Say how many lines contain the string "NOMBRE". Give no other output.

## START

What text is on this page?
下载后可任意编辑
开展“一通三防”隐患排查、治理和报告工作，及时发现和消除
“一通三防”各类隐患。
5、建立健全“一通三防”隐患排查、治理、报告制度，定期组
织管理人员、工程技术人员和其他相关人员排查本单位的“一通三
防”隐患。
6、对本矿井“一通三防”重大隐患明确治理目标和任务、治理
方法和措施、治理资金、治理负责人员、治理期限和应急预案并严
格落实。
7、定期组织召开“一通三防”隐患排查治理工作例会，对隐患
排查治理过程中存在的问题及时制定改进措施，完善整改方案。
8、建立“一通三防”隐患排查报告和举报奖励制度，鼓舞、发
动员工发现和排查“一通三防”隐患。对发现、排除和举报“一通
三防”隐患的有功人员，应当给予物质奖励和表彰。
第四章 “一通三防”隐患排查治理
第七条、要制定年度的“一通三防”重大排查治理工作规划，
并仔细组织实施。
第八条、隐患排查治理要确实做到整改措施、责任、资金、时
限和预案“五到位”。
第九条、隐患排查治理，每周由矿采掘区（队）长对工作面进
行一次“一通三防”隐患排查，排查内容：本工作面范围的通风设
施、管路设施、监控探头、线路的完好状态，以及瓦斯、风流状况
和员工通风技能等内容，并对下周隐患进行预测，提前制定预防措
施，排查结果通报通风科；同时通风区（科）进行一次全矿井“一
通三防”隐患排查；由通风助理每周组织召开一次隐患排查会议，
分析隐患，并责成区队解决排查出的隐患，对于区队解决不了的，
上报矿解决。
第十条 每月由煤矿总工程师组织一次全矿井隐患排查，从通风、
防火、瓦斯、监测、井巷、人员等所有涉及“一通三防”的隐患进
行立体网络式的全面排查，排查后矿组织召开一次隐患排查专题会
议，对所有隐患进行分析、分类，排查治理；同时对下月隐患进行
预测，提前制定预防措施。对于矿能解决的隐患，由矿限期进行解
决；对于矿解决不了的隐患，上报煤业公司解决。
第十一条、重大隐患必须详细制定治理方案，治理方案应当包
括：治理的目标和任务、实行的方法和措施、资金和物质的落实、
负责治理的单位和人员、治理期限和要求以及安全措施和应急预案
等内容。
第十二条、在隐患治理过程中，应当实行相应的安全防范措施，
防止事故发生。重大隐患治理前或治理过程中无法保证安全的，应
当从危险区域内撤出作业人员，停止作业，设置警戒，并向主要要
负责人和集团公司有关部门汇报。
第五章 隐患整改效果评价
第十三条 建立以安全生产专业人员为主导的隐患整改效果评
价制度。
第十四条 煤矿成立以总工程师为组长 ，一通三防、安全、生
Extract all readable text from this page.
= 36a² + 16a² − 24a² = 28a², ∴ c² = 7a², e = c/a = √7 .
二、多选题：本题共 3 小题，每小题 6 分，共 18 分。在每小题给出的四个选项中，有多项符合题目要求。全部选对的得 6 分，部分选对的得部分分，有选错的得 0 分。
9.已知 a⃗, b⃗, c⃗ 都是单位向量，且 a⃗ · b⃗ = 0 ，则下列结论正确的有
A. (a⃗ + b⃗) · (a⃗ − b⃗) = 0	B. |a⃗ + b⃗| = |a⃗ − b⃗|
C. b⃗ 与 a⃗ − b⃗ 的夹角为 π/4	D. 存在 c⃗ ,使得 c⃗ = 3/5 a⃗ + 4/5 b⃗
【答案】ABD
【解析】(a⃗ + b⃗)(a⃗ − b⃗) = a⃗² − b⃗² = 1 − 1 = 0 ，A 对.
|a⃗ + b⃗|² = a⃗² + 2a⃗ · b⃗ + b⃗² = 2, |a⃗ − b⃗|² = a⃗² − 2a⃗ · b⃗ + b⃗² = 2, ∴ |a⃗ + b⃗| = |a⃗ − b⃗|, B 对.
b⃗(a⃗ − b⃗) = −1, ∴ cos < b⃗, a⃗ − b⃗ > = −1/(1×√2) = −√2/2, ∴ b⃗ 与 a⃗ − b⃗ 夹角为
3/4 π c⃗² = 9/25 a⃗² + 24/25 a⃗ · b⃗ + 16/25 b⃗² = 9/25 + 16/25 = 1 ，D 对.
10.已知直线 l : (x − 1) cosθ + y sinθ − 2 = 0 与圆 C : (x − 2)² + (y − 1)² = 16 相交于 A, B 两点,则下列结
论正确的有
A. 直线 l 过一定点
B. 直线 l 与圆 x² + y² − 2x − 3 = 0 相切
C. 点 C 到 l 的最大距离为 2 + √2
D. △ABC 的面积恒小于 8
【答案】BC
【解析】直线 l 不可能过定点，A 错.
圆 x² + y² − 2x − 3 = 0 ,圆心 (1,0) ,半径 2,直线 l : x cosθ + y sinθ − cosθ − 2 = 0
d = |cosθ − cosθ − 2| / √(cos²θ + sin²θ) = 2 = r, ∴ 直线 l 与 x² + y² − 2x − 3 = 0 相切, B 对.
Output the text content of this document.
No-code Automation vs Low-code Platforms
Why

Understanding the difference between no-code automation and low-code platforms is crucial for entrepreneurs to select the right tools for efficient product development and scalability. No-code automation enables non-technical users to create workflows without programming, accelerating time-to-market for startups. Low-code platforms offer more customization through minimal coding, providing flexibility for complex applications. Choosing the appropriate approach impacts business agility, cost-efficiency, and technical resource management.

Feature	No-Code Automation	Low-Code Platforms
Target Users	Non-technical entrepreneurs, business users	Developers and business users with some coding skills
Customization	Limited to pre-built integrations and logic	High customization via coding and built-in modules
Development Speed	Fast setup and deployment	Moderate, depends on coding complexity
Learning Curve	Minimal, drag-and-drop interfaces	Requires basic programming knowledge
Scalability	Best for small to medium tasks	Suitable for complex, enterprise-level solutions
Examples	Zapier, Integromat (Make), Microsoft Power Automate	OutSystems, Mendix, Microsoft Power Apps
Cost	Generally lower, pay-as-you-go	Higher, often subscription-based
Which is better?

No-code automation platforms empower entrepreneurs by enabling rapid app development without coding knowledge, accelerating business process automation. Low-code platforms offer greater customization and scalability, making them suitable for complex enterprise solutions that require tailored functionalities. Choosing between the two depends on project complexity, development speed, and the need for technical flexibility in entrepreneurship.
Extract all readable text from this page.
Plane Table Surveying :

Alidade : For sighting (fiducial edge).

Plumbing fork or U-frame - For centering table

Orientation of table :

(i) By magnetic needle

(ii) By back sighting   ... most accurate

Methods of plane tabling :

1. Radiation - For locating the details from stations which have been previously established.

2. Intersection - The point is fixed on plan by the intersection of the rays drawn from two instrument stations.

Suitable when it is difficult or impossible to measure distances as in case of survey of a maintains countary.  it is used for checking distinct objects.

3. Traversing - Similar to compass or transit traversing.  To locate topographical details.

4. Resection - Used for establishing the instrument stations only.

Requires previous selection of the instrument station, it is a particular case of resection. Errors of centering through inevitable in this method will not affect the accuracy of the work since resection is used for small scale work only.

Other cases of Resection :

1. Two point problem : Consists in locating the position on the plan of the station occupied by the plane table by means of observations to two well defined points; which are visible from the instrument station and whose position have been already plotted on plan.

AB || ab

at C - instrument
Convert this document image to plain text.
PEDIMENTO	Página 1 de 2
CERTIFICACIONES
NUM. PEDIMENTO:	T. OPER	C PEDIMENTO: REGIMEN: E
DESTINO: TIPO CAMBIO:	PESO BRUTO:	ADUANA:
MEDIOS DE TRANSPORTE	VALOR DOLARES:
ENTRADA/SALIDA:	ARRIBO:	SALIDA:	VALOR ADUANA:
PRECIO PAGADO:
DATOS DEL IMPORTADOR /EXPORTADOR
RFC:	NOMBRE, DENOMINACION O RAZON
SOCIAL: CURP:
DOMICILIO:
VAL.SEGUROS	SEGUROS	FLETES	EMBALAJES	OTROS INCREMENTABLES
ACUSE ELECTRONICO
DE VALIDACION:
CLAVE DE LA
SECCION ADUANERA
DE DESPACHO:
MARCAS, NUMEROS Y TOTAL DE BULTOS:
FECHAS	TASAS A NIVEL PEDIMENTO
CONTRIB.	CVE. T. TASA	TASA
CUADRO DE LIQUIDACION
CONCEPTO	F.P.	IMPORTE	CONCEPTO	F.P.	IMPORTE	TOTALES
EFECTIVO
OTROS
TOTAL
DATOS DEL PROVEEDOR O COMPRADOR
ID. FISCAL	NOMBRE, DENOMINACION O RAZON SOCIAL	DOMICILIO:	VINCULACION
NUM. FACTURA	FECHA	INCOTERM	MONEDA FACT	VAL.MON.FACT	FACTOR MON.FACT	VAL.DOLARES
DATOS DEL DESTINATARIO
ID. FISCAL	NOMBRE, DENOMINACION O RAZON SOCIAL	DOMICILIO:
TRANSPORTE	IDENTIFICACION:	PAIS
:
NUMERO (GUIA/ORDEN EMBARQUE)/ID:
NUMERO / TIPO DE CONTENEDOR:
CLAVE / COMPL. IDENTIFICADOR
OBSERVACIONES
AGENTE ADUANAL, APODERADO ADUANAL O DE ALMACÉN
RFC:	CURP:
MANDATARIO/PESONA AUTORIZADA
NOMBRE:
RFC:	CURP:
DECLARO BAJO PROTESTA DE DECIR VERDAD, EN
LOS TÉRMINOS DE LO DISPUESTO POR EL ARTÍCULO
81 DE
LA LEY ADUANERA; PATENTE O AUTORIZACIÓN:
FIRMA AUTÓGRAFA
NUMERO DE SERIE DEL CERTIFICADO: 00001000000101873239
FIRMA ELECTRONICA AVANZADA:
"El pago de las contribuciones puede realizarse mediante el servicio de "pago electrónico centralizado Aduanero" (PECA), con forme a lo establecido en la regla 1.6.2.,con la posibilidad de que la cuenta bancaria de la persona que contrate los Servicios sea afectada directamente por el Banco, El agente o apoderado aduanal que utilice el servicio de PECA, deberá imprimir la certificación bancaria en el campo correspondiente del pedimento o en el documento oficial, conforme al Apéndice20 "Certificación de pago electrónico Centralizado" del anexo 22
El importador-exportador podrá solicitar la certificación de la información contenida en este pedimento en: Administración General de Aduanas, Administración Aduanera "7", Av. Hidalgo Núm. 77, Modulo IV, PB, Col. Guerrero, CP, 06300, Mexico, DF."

## END

» SOLUTION TO THIS TASK:
4